Supplied material:
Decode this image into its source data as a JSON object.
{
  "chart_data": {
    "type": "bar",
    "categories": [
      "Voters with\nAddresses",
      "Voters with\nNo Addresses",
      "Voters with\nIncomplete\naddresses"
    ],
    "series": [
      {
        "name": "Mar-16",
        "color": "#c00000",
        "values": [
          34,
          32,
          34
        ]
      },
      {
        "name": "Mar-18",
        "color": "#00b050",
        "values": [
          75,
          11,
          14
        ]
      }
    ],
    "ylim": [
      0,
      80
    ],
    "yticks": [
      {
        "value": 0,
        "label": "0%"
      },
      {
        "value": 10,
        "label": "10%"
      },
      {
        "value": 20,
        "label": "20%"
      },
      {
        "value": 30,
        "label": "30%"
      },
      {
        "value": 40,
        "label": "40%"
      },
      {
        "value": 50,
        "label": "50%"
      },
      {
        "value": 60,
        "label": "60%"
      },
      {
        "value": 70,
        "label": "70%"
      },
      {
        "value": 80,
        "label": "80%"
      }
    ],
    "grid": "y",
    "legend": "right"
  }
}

Set exercise:
Can you give every line above again, exactly as written?

Solution for this exercise:
Decode this image into its source data as a JSON object.
{
  "chart_data": {
    "type": "bar",
    "categories": [
      "Voters with\nAddresses",
      "Voters with\nNo Addresses",
      "Voters with\nIncomplete\naddresses"
    ],
    "series": [
      {
        "name": "Mar-16",
        "color": "#c00000",
        "values": [
          34,
          32,
          34
        ]
      },
      {
        "name": "Mar-18",
        "color": "#00b050",
        "values": [
          75,
          11,
          14
        ]
      }
    ],
    "ylim": [
      0,
      80
    ],
    "yticks": [
      {
        "value": 0,
        "label": "0%"
      },
      {
        "value": 10,
        "label": "10%"
      },
      {
        "value": 20,
        "label": "20%"
      },
      {
        "value": 30,
        "label": "30%"
      },
      {
        "value": 40,
        "label": "40%"
      },
      {
        "value": 50,
        "label": "50%"
      },
      {
        "value": 60,
        "label": "60%"
      },
      {
        "value": 70,
        "label": "70%"
      },
      {
        "value": 80,
        "label": "80%"
      }
    ],
    "grid": "y",
    "legend": "right"
  }
}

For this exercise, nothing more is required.